--- start Input rows ---
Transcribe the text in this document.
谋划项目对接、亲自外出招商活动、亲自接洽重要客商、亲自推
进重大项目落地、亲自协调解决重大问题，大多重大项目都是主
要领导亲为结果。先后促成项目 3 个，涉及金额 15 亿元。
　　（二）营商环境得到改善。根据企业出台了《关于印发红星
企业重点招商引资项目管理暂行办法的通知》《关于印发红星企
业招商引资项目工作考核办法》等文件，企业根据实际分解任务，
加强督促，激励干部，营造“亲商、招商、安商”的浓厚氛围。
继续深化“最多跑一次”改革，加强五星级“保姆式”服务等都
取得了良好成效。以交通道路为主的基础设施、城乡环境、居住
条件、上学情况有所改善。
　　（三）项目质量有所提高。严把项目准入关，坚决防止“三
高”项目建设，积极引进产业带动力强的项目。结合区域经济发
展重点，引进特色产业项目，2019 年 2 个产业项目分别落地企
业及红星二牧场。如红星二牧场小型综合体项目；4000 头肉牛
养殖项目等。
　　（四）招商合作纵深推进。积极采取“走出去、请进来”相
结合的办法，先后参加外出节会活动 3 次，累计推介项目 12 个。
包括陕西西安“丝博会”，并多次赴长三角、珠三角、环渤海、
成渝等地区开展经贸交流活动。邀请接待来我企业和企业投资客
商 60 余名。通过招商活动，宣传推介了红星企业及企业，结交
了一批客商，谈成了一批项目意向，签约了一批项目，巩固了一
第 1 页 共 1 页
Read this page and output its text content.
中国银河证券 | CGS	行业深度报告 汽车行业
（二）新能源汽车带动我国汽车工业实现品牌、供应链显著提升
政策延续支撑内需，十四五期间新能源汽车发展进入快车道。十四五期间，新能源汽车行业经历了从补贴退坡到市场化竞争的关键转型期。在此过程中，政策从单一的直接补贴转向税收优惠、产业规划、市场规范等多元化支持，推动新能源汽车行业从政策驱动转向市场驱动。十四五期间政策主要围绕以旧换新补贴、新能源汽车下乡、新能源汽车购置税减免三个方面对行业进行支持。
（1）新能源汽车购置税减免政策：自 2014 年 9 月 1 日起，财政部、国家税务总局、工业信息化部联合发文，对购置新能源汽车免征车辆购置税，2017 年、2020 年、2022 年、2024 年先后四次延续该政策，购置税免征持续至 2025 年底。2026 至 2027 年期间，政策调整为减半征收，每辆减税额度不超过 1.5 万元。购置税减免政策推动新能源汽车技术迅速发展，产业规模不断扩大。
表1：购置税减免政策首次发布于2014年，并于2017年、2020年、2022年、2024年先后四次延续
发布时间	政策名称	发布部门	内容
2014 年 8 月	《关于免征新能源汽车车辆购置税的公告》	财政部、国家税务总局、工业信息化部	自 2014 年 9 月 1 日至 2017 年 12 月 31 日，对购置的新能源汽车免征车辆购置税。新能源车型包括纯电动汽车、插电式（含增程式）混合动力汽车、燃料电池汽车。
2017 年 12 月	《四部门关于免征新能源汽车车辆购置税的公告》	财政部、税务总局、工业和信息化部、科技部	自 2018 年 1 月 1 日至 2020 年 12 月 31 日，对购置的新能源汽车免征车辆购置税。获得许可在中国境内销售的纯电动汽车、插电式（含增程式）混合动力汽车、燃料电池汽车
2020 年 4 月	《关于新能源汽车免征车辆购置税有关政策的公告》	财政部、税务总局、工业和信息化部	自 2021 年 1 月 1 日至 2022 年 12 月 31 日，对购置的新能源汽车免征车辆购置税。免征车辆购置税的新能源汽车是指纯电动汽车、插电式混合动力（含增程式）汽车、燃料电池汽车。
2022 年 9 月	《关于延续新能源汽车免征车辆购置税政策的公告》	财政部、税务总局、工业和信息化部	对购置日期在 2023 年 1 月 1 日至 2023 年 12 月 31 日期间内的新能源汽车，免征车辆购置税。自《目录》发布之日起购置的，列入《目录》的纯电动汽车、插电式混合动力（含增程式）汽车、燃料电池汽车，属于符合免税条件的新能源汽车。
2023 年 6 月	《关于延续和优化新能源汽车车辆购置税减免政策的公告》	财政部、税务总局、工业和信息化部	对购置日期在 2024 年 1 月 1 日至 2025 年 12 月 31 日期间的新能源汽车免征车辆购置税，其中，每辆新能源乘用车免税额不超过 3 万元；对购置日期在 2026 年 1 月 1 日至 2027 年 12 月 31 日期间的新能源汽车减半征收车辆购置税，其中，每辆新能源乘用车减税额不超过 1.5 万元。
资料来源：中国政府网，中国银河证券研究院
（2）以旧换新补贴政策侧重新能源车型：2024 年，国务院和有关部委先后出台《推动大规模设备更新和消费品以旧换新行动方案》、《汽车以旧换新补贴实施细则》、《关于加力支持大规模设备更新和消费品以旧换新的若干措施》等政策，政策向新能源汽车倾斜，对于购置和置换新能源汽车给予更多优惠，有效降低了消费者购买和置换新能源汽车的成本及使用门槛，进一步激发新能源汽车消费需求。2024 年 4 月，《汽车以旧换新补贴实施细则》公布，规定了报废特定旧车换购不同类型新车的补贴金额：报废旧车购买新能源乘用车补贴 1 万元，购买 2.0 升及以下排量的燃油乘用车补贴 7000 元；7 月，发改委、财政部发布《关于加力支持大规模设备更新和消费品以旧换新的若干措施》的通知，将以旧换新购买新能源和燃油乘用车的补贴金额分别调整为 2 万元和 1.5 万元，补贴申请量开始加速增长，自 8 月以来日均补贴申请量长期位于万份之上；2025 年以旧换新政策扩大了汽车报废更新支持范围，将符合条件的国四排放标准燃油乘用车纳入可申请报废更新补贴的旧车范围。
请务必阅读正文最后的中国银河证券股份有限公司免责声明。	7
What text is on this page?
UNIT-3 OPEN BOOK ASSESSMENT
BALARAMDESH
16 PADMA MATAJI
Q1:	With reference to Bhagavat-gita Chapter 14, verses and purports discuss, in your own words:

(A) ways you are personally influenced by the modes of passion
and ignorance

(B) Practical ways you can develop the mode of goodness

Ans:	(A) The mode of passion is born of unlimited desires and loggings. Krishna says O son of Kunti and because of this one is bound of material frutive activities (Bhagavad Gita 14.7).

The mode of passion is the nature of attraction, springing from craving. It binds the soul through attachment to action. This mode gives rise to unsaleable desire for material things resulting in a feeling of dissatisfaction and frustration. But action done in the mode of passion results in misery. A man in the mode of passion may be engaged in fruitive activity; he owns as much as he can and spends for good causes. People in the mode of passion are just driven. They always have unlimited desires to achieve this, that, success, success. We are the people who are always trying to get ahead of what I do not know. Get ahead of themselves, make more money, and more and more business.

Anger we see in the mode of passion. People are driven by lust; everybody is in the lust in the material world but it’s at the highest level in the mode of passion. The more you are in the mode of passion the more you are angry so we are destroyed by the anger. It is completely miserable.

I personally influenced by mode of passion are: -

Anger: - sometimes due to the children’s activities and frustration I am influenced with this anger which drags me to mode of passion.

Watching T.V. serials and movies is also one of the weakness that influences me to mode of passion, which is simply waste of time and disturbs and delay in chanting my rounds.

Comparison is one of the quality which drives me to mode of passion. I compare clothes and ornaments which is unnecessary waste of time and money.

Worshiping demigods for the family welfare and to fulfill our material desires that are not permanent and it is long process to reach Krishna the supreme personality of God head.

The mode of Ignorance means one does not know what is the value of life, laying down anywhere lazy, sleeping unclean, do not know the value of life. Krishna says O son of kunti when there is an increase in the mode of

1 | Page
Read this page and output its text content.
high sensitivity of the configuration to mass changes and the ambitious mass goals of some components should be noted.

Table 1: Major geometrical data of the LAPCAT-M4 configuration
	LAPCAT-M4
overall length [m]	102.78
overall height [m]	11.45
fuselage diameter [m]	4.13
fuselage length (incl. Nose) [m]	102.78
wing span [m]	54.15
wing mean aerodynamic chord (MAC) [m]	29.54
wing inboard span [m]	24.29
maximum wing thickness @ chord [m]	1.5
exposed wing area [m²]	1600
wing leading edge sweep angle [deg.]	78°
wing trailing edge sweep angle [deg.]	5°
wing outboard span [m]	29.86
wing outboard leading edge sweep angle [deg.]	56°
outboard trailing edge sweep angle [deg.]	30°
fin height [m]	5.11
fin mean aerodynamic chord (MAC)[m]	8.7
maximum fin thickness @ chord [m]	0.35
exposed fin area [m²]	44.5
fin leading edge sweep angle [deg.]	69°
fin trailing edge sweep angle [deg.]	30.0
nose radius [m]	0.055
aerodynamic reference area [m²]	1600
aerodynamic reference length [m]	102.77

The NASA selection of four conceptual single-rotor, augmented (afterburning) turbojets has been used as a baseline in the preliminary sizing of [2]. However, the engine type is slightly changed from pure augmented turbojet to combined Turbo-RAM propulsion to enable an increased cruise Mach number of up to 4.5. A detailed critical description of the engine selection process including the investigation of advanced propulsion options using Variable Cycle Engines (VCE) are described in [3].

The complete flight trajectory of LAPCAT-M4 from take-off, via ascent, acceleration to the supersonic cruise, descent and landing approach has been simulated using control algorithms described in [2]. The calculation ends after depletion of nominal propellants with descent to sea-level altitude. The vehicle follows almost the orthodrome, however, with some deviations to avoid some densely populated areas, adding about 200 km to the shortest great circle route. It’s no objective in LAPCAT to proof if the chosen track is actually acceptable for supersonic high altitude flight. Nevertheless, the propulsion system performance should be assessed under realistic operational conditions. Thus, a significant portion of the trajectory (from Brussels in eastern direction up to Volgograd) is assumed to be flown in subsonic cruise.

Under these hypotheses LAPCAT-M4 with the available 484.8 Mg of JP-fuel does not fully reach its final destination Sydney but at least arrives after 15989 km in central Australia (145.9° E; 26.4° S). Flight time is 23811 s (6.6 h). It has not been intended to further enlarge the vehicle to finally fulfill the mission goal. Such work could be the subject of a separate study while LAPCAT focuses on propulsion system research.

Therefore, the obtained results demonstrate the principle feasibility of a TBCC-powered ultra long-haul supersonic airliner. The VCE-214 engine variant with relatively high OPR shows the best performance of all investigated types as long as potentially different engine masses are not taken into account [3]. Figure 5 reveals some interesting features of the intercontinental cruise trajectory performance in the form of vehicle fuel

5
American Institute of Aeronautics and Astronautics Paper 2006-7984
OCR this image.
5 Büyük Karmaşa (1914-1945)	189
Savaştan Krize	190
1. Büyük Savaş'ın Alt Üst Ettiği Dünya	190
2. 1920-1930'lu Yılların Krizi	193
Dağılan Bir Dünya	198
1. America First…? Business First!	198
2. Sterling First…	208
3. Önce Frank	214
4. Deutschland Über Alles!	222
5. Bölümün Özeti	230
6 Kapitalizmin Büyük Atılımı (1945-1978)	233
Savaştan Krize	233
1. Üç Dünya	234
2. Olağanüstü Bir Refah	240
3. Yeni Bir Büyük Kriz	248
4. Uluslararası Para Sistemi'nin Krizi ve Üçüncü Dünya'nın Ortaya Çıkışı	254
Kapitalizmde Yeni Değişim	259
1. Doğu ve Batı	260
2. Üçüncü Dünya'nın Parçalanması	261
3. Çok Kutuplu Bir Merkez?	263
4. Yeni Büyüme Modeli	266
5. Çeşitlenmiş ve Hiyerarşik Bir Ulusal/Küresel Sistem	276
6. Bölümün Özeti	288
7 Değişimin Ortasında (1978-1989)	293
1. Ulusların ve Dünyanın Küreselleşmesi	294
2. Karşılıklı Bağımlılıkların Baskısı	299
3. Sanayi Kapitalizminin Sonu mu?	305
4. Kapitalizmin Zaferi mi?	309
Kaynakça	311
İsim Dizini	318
--- end Input rows ---
▶ _Set task_: Pull out all lines from the entries above that include the word "should".

▶ _Answer to this problem_:
high sensitivity of the configuration to mass changes and the ambitious mass goals of some components should be noted.
The complete flight trajectory of LAPCAT-M4 from take-off, via ascent, acceleration to the supersonic cruise, descent and landing approach has been simulated using control algorithms described in [2]. The calculation ends after depletion of nominal propellants with descent to sea-level altitude. The vehicle follows almost the orthodrome, however, with some deviations to avoid some densely populated areas, adding about 200 km to the shortest great circle route. It’s no objective in LAPCAT to proof if the chosen track is actually acceptable for supersonic high altitude flight. Nevertheless, the propulsion system performance should be assessed under realistic operational conditions. Thus, a significant portion of the trajectory (from Brussels in eastern direction up to Volgograd) is assumed to be flown in subsonic cruise.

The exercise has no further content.